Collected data
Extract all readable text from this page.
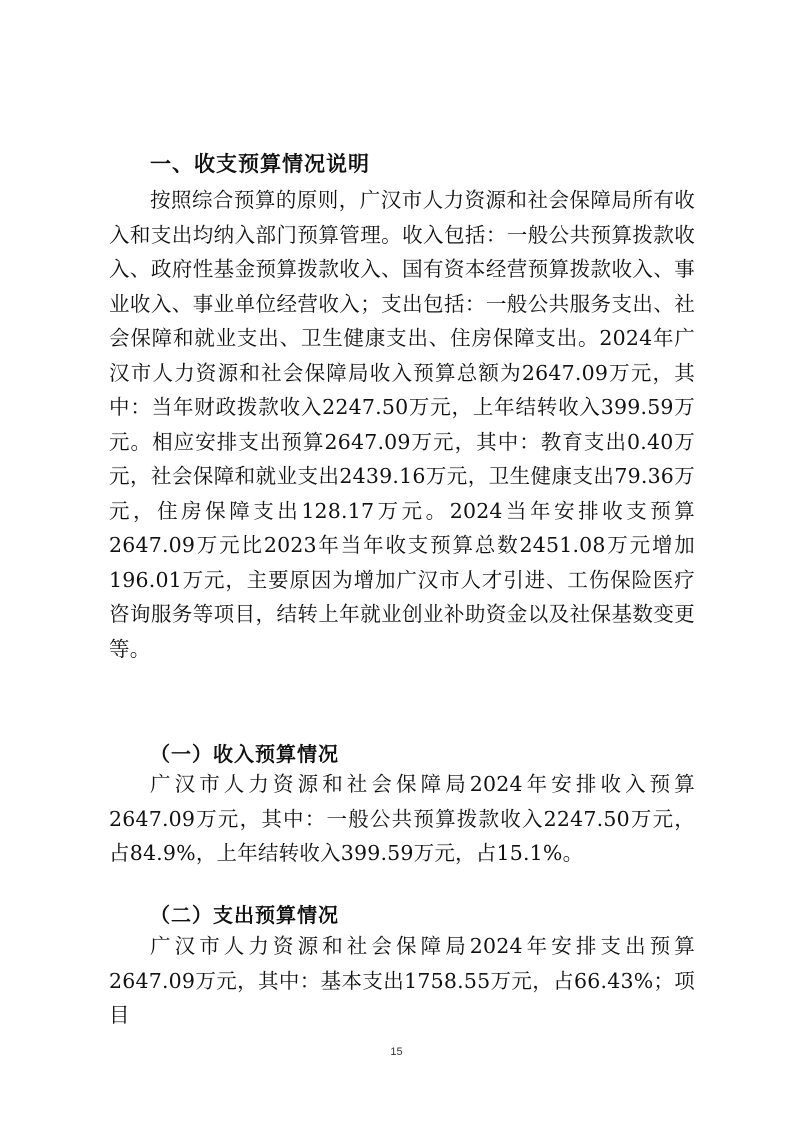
一、收支预算情况说明
按照综合预算的原则，广汉市人力资源和社会保障局所有收入和支出均纳入部门预算管理。收入包括：一般公共预算拨款收入、政府性基金预算拨款收入、国有资本经营预算拨款收入、事业收入、事业单位经营收入；支出包括：一般公共服务支出、社会保障和就业支出、卫生健康支出、住房保障支出。2024年广汉市人力资源和社会保障局收入预算总额为2647.09万元，其中：当年财政拨款收入2247.50万元，上年结转收入399.59万元。相应安排支出预算2647.09万元，其中：教育支出0.40万元，社会保障和就业支出2439.16万元，卫生健康支出79.36万元，住房保障支出128.17万元。2024当年安排收支预算2647.09万元比2023年当年收支预算总数2451.08万元增加196.01万元，主要原因为增加广汉市人才引进、工伤保险医疗咨询服务等项目，结转上年就业创业补助资金以及社保基数变更等。
（一）收入预算情况
广汉市人力资源和社会保障局2024年安排收入预算2647.09万元，其中：一般公共预算拨款收入2247.50万元，占84.9%，上年结转收入399.59万元，占15.1%。
（二）支出预算情况
广汉市人力资源和社会保障局2024年安排支出预算2647.09万元，其中：基本支出1758.55万元，占66.43%；项目
15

Stated exercise:
Copy the data word for word. Pictures do not go in the copy.

Answer to the problem:
Extract all readable text from this page.
一、收支预算情况说明
按照综合预算的原则，广汉市人力资源和社会保障局所有收入和支出均纳入部门预算管理。收入包括：一般公共预算拨款收入、政府性基金预算拨款收入、国有资本经营预算拨款收入、事业收入、事业单位经营收入；支出包括：一般公共服务支出、社会保障和就业支出、卫生健康支出、住房保障支出。2024年广汉市人力资源和社会保障局收入预算总额为2647.09万元，其中：当年财政拨款收入2247.50万元，上年结转收入399.59万元。相应安排支出预算2647.09万元，其中：教育支出0.40万元，社会保障和就业支出2439.16万元，卫生健康支出79.36万元，住房保障支出128.17万元。2024当年安排收支预算2647.09万元比2023年当年收支预算总数2451.08万元增加196.01万元，主要原因为增加广汉市人才引进、工伤保险医疗咨询服务等项目，结转上年就业创业补助资金以及社保基数变更等。
（一）收入预算情况
广汉市人力资源和社会保障局2024年安排收入预算2647.09万元，其中：一般公共预算拨款收入2247.50万元，占84.9%，上年结转收入399.59万元，占15.1%。
（二）支出预算情况
广汉市人力资源和社会保障局2024年安排支出预算2647.09万元，其中：基本支出1758.55万元，占66.43%；项目
15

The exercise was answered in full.